■ **Job**
Every record must appear in your copy exactly as written, with no pictures.

■ **Input for this task**
::::::::

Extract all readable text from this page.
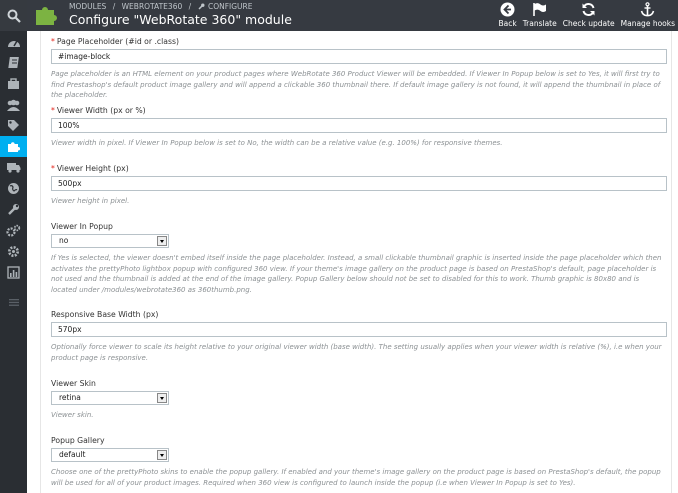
MODULES / WEBROTATE360 / CONFIGURE
Configure "WebRotate 360" module	Back Translate Check update Manage hooks
* Page Placeholder (#id or .class)
#image-block
Page placeholder is an HTML element on your product pages where WebRotate 360 Product Viewer will be embedded. If Viewer In Popup below is set to Yes, it will first try to find Prestashop's default product image gallery and will append a clickable 360 thumbnail there. If default image gallery is not found, it will append the thumbnail in place of the placeholder.
* Viewer Width (px or %)
100%
Viewer width in pixel. If Viewer In Popup below is set to No, the width can be a relative value (e.g. 100%) for responsive themes.
* Viewer Height (px)
500px
Viewer height in pixel.
Viewer In Popup
no
If Yes is selected, the viewer doesn't embed itself inside the page placeholder. Instead, a small clickable thumbnail graphic is inserted inside the page placeholder which then activates the prettyPhoto lightbox popup with configured 360 view. If your theme's image gallery on the product page is based on PrestaShop's default, page placeholder is not used and the thumbnail is added at the end of the image gallery. Popup Gallery below should not be set to disabled for this to work. Thumb graphic is 80x80 and is located under /modules/webrotate360 as 360thumb.png.
Responsive Base Width (px)
570px
Optionally force viewer to scale its height relative to your original viewer width (base width). The setting usually applies when your viewer width is relative (%), i.e when your product page is responsive.
Viewer Skin
retina
Viewer skin.
Popup Gallery
default
Choose one of the prettyPhoto skins to enable the popup gallery. If enabled and your theme's image gallery on the product page is based on PrestaShop's default, the popup will be used for all of your product images. Required when 360 view is configured to launch inside the popup (i.e when Viewer In Popup is set to Yes).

::::::::

■ **The result**
Extract all readable text from this page.
MODULES / WEBROTATE360 / CONFIGURE
Configure "WebRotate 360" module	Back Translate Check update Manage hooks
* Page Placeholder (#id or .class)
#image-block
Page placeholder is an HTML element on your product pages where WebRotate 360 Product Viewer will be embedded. If Viewer In Popup below is set to Yes, it will first try to find Prestashop's default product image gallery and will append a clickable 360 thumbnail there. If default image gallery is not found, it will append the thumbnail in place of the placeholder.
* Viewer Width (px or %)
100%
Viewer width in pixel. If Viewer In Popup below is set to No, the width can be a relative value (e.g. 100%) for responsive themes.
* Viewer Height (px)
500px
Viewer height in pixel.
Viewer In Popup
no
If Yes is selected, the viewer doesn't embed itself inside the page placeholder. Instead, a small clickable thumbnail graphic is inserted inside the page placeholder which then activates the prettyPhoto lightbox popup with configured 360 view. If your theme's image gallery on the product page is based on PrestaShop's default, page placeholder is not used and the thumbnail is added at the end of the image gallery. Popup Gallery below should not be set to disabled for this to work. Thumb graphic is 80x80 and is located under /modules/webrotate360 as 360thumb.png.
Responsive Base Width (px)
570px
Optionally force viewer to scale its height relative to your original viewer width (base width). The setting usually applies when your viewer width is relative (%), i.e when your product page is responsive.
Viewer Skin
retina
Viewer skin.
Popup Gallery
default
Choose one of the prettyPhoto skins to enable the popup gallery. If enabled and your theme's image gallery on the product page is based on PrestaShop's default, the popup will be used for all of your product images. Required when 360 view is configured to launch inside the popup (i.e when Viewer In Popup is set to Yes).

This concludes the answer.